# Brief
Can you quote the essay on making your own path between "Right now, because" and "friends were doing.", inclusive, word for word?

Monday, August 3, 2020

Making Your Own Path

If you can see your path laid out in front of you step by step, you know it's not your path. Your own path you make with every step you take. That's why it's your path.” 

~ Joseph Campbell

Right now, because of the coronavirus pandemic, many people are finding that their lives look very different than they expected. Whether it’s high school seniors who missed their graduations, professionals losing jobs they believed were secure, or adults in nursing homes who can’t see their loved ones anymore, everyone’s life has changed.

 

For a long time after I got sick, I was upset about the way my life looked. While I was still in college, my life was not what I thought the college life was supposed to be. I spent most of my time in bed: after class I would do my homework from bed until I fell asleep. I missed many campus events, barely saw my friends, and I certainly didn’t go to any parties. There were days when I was so frustrated this reality that I would cry just thinking about what my friends were doing.

 

Unfortunately, it didn’t get any easier once I left college. When I spent my final semester off campus on medical leave, I missed so many events I had dreamed of for my senior year. It wasn’t just the major events, it was the small things: the ability to be a senior advisor to the club I had directed for a year, the weeknights studying in my suite with my friends, spending late nights in the library finishing my thesis research.

 

Even after I graduated, my life still didn’t look like I thought it would. I always thought I would get a “good job” where I’d make a lot of money and live on my own. If I didn’t do that, I would spend a year hiking the Appalachian Trail while figuring out what I wanted to do with my life. Instead, I returned to the farm where I had worked previous summers to work part-time while spending most of my free time at doctors appointments.

 

Today, my life still doesn’t look like I imagined. I thought I would have a new job by now, or be hiking the Appalachian Trail. Due to coronavirus, I cancelled my trip (read more here), which while upsetting, I know was what I needed to do.

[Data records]
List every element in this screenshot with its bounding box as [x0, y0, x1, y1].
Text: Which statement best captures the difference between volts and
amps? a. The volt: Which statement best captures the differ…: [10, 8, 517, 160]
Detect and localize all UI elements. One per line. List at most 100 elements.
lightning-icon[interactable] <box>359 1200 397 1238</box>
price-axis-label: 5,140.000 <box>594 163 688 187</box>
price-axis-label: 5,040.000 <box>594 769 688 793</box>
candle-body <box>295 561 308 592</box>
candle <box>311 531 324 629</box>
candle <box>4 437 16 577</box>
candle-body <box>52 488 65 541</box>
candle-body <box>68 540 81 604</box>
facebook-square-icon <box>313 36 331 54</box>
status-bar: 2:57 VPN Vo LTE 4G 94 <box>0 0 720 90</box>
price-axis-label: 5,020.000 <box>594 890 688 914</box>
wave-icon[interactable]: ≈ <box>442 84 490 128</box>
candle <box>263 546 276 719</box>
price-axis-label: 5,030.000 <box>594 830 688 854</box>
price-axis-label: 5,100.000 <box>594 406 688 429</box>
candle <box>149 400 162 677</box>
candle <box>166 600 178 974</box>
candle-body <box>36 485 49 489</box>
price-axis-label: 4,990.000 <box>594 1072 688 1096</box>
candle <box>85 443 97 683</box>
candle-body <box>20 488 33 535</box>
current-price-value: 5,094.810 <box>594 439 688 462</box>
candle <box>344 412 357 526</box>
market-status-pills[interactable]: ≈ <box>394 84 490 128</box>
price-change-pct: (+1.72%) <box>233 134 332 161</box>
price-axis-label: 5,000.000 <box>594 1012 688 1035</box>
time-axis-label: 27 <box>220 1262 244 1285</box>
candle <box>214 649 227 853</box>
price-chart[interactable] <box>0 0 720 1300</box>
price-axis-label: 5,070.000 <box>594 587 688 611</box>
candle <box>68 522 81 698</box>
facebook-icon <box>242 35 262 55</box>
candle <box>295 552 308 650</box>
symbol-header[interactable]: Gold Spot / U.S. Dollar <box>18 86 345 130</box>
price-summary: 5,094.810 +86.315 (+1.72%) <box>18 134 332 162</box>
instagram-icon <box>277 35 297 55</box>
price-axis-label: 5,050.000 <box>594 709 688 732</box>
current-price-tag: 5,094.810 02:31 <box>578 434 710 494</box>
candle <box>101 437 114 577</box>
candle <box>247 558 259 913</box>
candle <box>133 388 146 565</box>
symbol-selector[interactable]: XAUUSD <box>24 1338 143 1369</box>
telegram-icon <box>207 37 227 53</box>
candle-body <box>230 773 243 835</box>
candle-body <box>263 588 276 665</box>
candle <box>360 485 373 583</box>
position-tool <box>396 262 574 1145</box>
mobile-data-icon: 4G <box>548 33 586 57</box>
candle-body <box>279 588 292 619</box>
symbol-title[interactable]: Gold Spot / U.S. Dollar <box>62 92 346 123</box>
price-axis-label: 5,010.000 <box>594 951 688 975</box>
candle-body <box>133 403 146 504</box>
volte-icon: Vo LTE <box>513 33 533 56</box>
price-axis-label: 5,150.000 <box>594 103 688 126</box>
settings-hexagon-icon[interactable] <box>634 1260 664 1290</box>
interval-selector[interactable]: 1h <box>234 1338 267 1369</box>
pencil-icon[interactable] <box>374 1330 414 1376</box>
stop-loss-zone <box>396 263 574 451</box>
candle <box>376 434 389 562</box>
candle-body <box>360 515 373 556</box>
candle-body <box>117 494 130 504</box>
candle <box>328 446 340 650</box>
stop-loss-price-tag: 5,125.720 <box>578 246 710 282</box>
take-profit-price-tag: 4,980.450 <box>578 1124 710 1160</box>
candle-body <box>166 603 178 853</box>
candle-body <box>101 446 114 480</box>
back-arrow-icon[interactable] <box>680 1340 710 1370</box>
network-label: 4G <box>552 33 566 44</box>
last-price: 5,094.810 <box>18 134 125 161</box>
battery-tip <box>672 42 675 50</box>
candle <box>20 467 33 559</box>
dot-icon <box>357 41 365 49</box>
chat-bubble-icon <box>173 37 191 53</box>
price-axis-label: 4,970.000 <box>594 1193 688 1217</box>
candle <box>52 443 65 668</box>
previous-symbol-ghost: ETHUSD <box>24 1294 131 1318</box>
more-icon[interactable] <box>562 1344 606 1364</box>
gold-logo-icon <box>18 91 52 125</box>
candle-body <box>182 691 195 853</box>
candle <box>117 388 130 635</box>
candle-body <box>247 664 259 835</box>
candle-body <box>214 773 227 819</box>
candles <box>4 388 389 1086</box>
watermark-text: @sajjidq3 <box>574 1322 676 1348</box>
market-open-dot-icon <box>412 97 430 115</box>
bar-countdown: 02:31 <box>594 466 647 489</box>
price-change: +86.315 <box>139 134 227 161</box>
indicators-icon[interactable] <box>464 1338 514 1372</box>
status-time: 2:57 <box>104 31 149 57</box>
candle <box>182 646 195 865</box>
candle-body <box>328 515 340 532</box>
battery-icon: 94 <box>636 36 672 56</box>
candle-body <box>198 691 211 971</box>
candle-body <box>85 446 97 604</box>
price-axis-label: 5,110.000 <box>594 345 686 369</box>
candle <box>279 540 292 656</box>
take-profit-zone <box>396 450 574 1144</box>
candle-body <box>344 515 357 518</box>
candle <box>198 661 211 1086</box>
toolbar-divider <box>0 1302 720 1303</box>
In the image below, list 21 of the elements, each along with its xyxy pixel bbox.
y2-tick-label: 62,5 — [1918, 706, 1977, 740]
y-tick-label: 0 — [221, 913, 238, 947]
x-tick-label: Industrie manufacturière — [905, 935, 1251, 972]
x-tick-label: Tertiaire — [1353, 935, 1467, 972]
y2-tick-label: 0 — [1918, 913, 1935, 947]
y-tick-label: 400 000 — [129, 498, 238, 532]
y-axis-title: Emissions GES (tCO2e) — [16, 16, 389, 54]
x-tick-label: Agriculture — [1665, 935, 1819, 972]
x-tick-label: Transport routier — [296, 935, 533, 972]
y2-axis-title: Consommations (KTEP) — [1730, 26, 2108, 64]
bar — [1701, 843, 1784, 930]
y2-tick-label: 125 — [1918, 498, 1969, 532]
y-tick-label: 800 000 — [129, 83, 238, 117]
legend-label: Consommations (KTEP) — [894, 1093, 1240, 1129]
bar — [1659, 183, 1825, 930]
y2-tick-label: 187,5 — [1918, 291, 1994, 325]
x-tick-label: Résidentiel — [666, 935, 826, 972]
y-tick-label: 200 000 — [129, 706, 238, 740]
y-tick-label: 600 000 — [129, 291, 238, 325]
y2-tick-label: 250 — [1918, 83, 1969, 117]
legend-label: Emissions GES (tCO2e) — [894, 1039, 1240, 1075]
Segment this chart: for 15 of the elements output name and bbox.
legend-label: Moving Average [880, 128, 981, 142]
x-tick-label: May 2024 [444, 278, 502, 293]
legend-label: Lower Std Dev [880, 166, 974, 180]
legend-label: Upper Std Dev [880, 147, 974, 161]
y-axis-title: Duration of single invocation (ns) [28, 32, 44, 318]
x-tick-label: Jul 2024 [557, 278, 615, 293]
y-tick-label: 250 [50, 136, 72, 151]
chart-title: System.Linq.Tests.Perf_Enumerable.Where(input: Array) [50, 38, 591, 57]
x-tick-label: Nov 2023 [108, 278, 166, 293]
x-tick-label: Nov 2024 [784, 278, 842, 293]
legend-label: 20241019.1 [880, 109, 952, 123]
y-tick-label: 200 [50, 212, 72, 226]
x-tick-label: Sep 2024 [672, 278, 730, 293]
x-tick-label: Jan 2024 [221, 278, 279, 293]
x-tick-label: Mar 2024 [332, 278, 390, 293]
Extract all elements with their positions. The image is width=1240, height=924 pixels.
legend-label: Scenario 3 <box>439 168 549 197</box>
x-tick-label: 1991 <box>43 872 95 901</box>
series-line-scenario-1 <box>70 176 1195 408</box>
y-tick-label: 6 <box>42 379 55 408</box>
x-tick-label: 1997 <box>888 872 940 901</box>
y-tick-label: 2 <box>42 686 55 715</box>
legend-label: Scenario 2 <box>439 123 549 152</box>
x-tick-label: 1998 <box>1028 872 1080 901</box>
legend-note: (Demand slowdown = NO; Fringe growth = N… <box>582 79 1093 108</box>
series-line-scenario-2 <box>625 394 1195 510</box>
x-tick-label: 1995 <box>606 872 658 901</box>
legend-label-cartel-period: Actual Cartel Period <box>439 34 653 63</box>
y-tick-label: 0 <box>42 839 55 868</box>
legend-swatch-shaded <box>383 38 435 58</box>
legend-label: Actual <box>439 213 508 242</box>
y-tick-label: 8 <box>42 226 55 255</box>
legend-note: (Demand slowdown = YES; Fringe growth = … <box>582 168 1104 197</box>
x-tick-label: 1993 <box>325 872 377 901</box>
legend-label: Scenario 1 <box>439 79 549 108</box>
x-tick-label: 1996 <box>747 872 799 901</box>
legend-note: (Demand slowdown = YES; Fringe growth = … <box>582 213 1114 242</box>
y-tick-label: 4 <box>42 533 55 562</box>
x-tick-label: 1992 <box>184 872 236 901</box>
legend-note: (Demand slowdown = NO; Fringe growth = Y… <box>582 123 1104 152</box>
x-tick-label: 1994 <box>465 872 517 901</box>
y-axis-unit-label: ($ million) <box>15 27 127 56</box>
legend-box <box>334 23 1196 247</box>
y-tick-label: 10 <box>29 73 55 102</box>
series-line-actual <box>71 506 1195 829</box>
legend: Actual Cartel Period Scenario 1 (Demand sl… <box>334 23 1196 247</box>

# Your solution
Right now, because of the coronavirus pandemic, many people are finding that their lives look very different than they expected. Whether it’s high school seniors who missed their graduations, professionals losing jobs they believed were secure, or adults in nursing homes who can’t see their loved ones anymore, everyone’s life has changed.

 

For a long time after I got sick, I was upset about the way my life looked. While I was still in college, my life was not what I thought the college life was supposed to be. I spent most of my time in bed: after class I would do my homework from bed until I fell asleep. I missed many campus events, barely saw my friends, and I certainly didn’t go to any parties. There were days when I was so frustrated this reality that I would cry just thinking about what my friends were doing.